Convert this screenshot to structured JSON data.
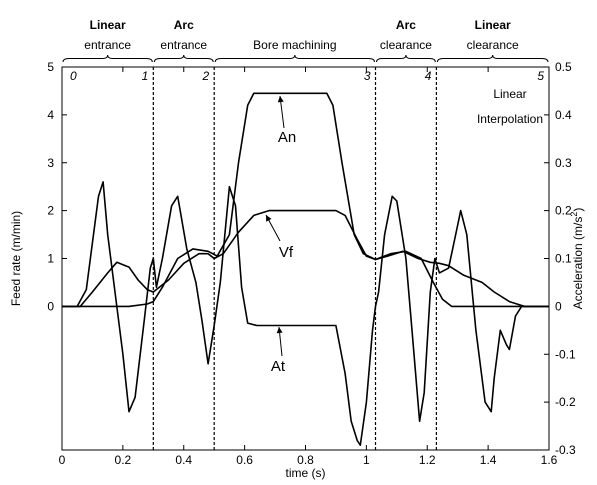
{
  "chart_data": {
    "type": "line",
    "xlabel": "time (s)",
    "ylabel_left": "Feed rate (m/min)",
    "ylabel_right": "Acceleration (m/s",
    "ylabel_right_sup": "2",
    "ylabel_right_end": ")",
    "xlim": [
      0,
      1.6
    ],
    "ylim_left": [
      -3,
      5
    ],
    "ylim_right": [
      -0.3,
      0.5
    ],
    "x_ticks": [
      "0",
      "0.2",
      "0.4",
      "0.6",
      "0.8",
      "1",
      "1.2",
      "1.4",
      "1.6"
    ],
    "y_left_ticks": [
      "0",
      "1",
      "2",
      "3",
      "4",
      "5"
    ],
    "y_right_ticks": [
      "-0.3",
      "-0.2",
      "-0.1",
      "0",
      "0.1",
      "0.2",
      "0.3",
      "0.4",
      "0.5"
    ],
    "phase_boundaries": [
      0.3,
      0.5,
      1.03,
      1.23
    ],
    "phases": [
      {
        "bold": "Linear",
        "regular": "entrance"
      },
      {
        "bold": "Arc",
        "regular": "entrance"
      },
      {
        "bold": "",
        "regular": "Bore machining"
      },
      {
        "bold": "Arc",
        "regular": "clearance"
      },
      {
        "bold": "Linear",
        "regular": "clearance"
      }
    ],
    "point_labels": [
      "0",
      "1",
      "2",
      "3",
      "4",
      "5"
    ],
    "annotation_lines": [
      "Linear",
      "Interpolation"
    ],
    "series": [
      {
        "name": "Vf",
        "axis": "left",
        "points": [
          [
            0,
            0
          ],
          [
            0.06,
            0
          ],
          [
            0.1,
            0.3
          ],
          [
            0.15,
            0.7
          ],
          [
            0.18,
            0.92
          ],
          [
            0.22,
            0.82
          ],
          [
            0.25,
            0.55
          ],
          [
            0.28,
            0.35
          ],
          [
            0.3,
            0.3
          ],
          [
            0.35,
            0.55
          ],
          [
            0.4,
            0.9
          ],
          [
            0.45,
            1.1
          ],
          [
            0.48,
            1.1
          ],
          [
            0.5,
            1.0
          ],
          [
            0.53,
            1.1
          ],
          [
            0.58,
            1.55
          ],
          [
            0.63,
            1.9
          ],
          [
            0.68,
            2.0
          ],
          [
            0.9,
            2.0
          ],
          [
            0.93,
            1.9
          ],
          [
            0.97,
            1.4
          ],
          [
            1.0,
            1.05
          ],
          [
            1.03,
            0.98
          ],
          [
            1.07,
            1.05
          ],
          [
            1.12,
            1.15
          ],
          [
            1.17,
            1.0
          ],
          [
            1.21,
            0.92
          ],
          [
            1.24,
            0.9
          ],
          [
            1.27,
            0.85
          ],
          [
            1.32,
            0.65
          ],
          [
            1.38,
            0.5
          ],
          [
            1.42,
            0.3
          ],
          [
            1.47,
            0.1
          ],
          [
            1.52,
            0
          ],
          [
            1.6,
            0
          ]
        ]
      },
      {
        "name": "An",
        "axis": "right",
        "points": [
          [
            0,
            0
          ],
          [
            0.22,
            0
          ],
          [
            0.28,
            0.005
          ],
          [
            0.3,
            0.01
          ],
          [
            0.33,
            0.04
          ],
          [
            0.38,
            0.1
          ],
          [
            0.43,
            0.12
          ],
          [
            0.48,
            0.115
          ],
          [
            0.51,
            0.105
          ],
          [
            0.55,
            0.15
          ],
          [
            0.58,
            0.3
          ],
          [
            0.61,
            0.42
          ],
          [
            0.63,
            0.445
          ],
          [
            0.87,
            0.445
          ],
          [
            0.89,
            0.42
          ],
          [
            0.92,
            0.3
          ],
          [
            0.96,
            0.15
          ],
          [
            0.99,
            0.11
          ],
          [
            1.03,
            0.098
          ],
          [
            1.08,
            0.11
          ],
          [
            1.13,
            0.115
          ],
          [
            1.18,
            0.1
          ],
          [
            1.22,
            0.05
          ],
          [
            1.25,
            0.015
          ],
          [
            1.28,
            0
          ],
          [
            1.6,
            0
          ]
        ]
      },
      {
        "name": "At",
        "axis": "right",
        "points": [
          [
            0,
            0
          ],
          [
            0.05,
            0
          ],
          [
            0.08,
            0.035
          ],
          [
            0.12,
            0.23
          ],
          [
            0.135,
            0.26
          ],
          [
            0.15,
            0.15
          ],
          [
            0.2,
            -0.1
          ],
          [
            0.22,
            -0.22
          ],
          [
            0.24,
            -0.19
          ],
          [
            0.27,
            -0.03
          ],
          [
            0.29,
            0.08
          ],
          [
            0.3,
            0.1
          ],
          [
            0.31,
            0.04
          ],
          [
            0.33,
            0.1
          ],
          [
            0.36,
            0.21
          ],
          [
            0.38,
            0.23
          ],
          [
            0.41,
            0.12
          ],
          [
            0.44,
            0.05
          ],
          [
            0.46,
            -0.03
          ],
          [
            0.48,
            -0.12
          ],
          [
            0.5,
            -0.04
          ],
          [
            0.52,
            0.05
          ],
          [
            0.55,
            0.25
          ],
          [
            0.57,
            0.21
          ],
          [
            0.59,
            0.04
          ],
          [
            0.61,
            -0.035
          ],
          [
            0.64,
            -0.04
          ],
          [
            0.9,
            -0.04
          ],
          [
            0.93,
            -0.14
          ],
          [
            0.95,
            -0.24
          ],
          [
            0.97,
            -0.28
          ],
          [
            0.98,
            -0.29
          ],
          [
            1.0,
            -0.2
          ],
          [
            1.02,
            -0.05
          ],
          [
            1.03,
            0
          ],
          [
            1.04,
            0.03
          ],
          [
            1.06,
            0.15
          ],
          [
            1.085,
            0.23
          ],
          [
            1.1,
            0.22
          ],
          [
            1.13,
            0.1
          ],
          [
            1.15,
            -0.05
          ],
          [
            1.175,
            -0.24
          ],
          [
            1.19,
            -0.18
          ],
          [
            1.21,
            0.03
          ],
          [
            1.225,
            0.1
          ],
          [
            1.24,
            0.07
          ],
          [
            1.27,
            0.08
          ],
          [
            1.3,
            0.17
          ],
          [
            1.31,
            0.2
          ],
          [
            1.33,
            0.15
          ],
          [
            1.36,
            -0.05
          ],
          [
            1.39,
            -0.2
          ],
          [
            1.41,
            -0.22
          ],
          [
            1.42,
            -0.15
          ],
          [
            1.44,
            -0.05
          ],
          [
            1.46,
            -0.08
          ],
          [
            1.47,
            -0.09
          ],
          [
            1.49,
            -0.02
          ],
          [
            1.51,
            0
          ],
          [
            1.6,
            0
          ]
        ]
      }
    ],
    "series_label_text": [
      "An",
      "Vf",
      "At"
    ]
  }
}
*-*-*
Repeat the preceding records precisely, and leave every picture out of the copy.

### Finished answer
Convert this screenshot to structured JSON data.
{
  "chart_data": {
    "type": "line",
    "xlabel": "time (s)",
    "ylabel_left": "Feed rate (m/min)",
    "ylabel_right": "Acceleration (m/s",
    "ylabel_right_sup": "2",
    "ylabel_right_end": ")",
    "xlim": [
      0,
      1.6
    ],
    "ylim_left": [
      -3,
      5
    ],
    "ylim_right": [
      -0.3,
      0.5
    ],
    "x_ticks": [
      "0",
      "0.2",
      "0.4",
      "0.6",
      "0.8",
      "1",
      "1.2",
      "1.4",
      "1.6"
    ],
    "y_left_ticks": [
      "0",
      "1",
      "2",
      "3",
      "4",
      "5"
    ],
    "y_right_ticks": [
      "-0.3",
      "-0.2",
      "-0.1",
      "0",
      "0.1",
      "0.2",
      "0.3",
      "0.4",
      "0.5"
    ],
    "phase_boundaries": [
      0.3,
      0.5,
      1.03,
      1.23
    ],
    "phases": [
      {
        "bold": "Linear",
        "regular": "entrance"
      },
      {
        "bold": "Arc",
        "regular": "entrance"
      },
      {
        "bold": "",
        "regular": "Bore machining"
      },
      {
        "bold": "Arc",
        "regular": "clearance"
      },
      {
        "bold": "Linear",
        "regular": "clearance"
      }
    ],
    "point_labels": [
      "0",
      "1",
      "2",
      "3",
      "4",
      "5"
    ],
    "annotation_lines": [
      "Linear",
      "Interpolation"
    ],
    "series": [
      {
        "name": "Vf",
        "axis": "left",
        "points": [
          [
            0,
            0
          ],
          [
            0.06,
            0
          ],
          [
            0.1,
            0.3
          ],
          [
            0.15,
            0.7
          ],
          [
            0.18,
            0.92
          ],
          [
            0.22,
            0.82
          ],
          [
            0.25,
            0.55
          ],
          [
            0.28,
            0.35
          ],
          [
            0.3,
            0.3
          ],
          [
            0.35,
            0.55
          ],
          [
            0.4,
            0.9
          ],
          [
            0.45,
            1.1
          ],
          [
            0.48,
            1.1
          ],
          [
            0.5,
            1.0
          ],
          [
            0.53,
            1.1
          ],
          [
            0.58,
            1.55
          ],
          [
            0.63,
            1.9
          ],
          [
            0.68,
            2.0
          ],
          [
            0.9,
            2.0
          ],
          [
            0.93,
            1.9
          ],
          [
            0.97,
            1.4
          ],
          [
            1.0,
            1.05
          ],
          [
            1.03,
            0.98
          ],
          [
            1.07,
            1.05
          ],
          [
            1.12,
            1.15
          ],
          [
            1.17,
            1.0
          ],
          [
            1.21,
            0.92
          ],
          [
            1.24,
            0.9
          ],
          [
            1.27,
            0.85
          ],
          [
            1.32,
            0.65
          ],
          [
            1.38,
            0.5
          ],
          [
            1.42,
            0.3
          ],
          [
            1.47,
            0.1
          ],
          [
            1.52,
            0
          ],
          [
            1.6,
            0
          ]
        ]
      },
      {
        "name": "An",
        "axis": "right",
        "points": [
          [
            0,
            0
          ],
          [
            0.22,
            0
          ],
          [
            0.28,
            0.005
          ],
          [
            0.3,
            0.01
          ],
          [
            0.33,
            0.04
          ],
          [
            0.38,
            0.1
          ],
          [
            0.43,
            0.12
          ],
          [
            0.48,
            0.115
          ],
          [
            0.51,
            0.105
          ],
          [
            0.55,
            0.15
          ],
          [
            0.58,
            0.3
          ],
          [
            0.61,
            0.42
          ],
          [
            0.63,
            0.445
          ],
          [
            0.87,
            0.445
          ],
          [
            0.89,
            0.42
          ],
          [
            0.92,
            0.3
          ],
          [
            0.96,
            0.15
          ],
          [
            0.99,
            0.11
          ],
          [
            1.03,
            0.098
          ],
          [
            1.08,
            0.11
          ],
          [
            1.13,
            0.115
          ],
          [
            1.18,
            0.1
          ],
          [
            1.22,
            0.05
          ],
          [
            1.25,
            0.015
          ],
          [
            1.28,
            0
          ],
          [
            1.6,
            0
          ]
        ]
      },
      {
        "name": "At",
        "axis": "right",
        "points": [
          [
            0,
            0
          ],
          [
            0.05,
            0
          ],
          [
            0.08,
            0.035
          ],
          [
            0.12,
            0.23
          ],
          [
            0.135,
            0.26
          ],
          [
            0.15,
            0.15
          ],
          [
            0.2,
            -0.1
          ],
          [
            0.22,
            -0.22
          ],
          [
            0.24,
            -0.19
          ],
          [
            0.27,
            -0.03
          ],
          [
            0.29,
            0.08
          ],
          [
            0.3,
            0.1
          ],
          [
            0.31,
            0.04
          ],
          [
            0.33,
            0.1
          ],
          [
            0.36,
            0.21
          ],
          [
            0.38,
            0.23
          ],
          [
            0.41,
            0.12
          ],
          [
            0.44,
            0.05
          ],
          [
            0.46,
            -0.03
          ],
          [
            0.48,
            -0.12
          ],
          [
            0.5,
            -0.04
          ],
          [
            0.52,
            0.05
          ],
          [
            0.55,
            0.25
          ],
          [
            0.57,
            0.21
          ],
          [
            0.59,
            0.04
          ],
          [
            0.61,
            -0.035
          ],
          [
            0.64,
            -0.04
          ],
          [
            0.9,
            -0.04
          ],
          [
            0.93,
            -0.14
          ],
          [
            0.95,
            -0.24
          ],
          [
            0.97,
            -0.28
          ],
          [
            0.98,
            -0.29
          ],
          [
            1.0,
            -0.2
          ],
          [
            1.02,
            -0.05
          ],
          [
            1.03,
            0
          ],
          [
            1.04,
            0.03
          ],
          [
            1.06,
            0.15
          ],
          [
            1.085,
            0.23
          ],
          [
            1.1,
            0.22
          ],
          [
            1.13,
            0.1
          ],
          [
            1.15,
            -0.05
          ],
          [
            1.175,
            -0.24
          ],
          [
            1.19,
            -0.18
          ],
          [
            1.21,
            0.03
          ],
          [
            1.225,
            0.1
          ],
          [
            1.24,
            0.07
          ],
          [
            1.27,
            0.08
          ],
          [
            1.3,
            0.17
          ],
          [
            1.31,
            0.2
          ],
          [
            1.33,
            0.15
          ],
          [
            1.36,
            -0.05
          ],
          [
            1.39,
            -0.2
          ],
          [
            1.41,
            -0.22
          ],
          [
            1.42,
            -0.15
          ],
          [
            1.44,
            -0.05
          ],
          [
            1.46,
            -0.08
          ],
          [
            1.47,
            -0.09
          ],
          [
            1.49,
            -0.02
          ],
          [
            1.51,
            0
          ],
          [
            1.6,
            0
          ]
        ]
      }
    ],
    "series_label_text": [
      "An",
      "Vf",
      "At"
    ]
  }
}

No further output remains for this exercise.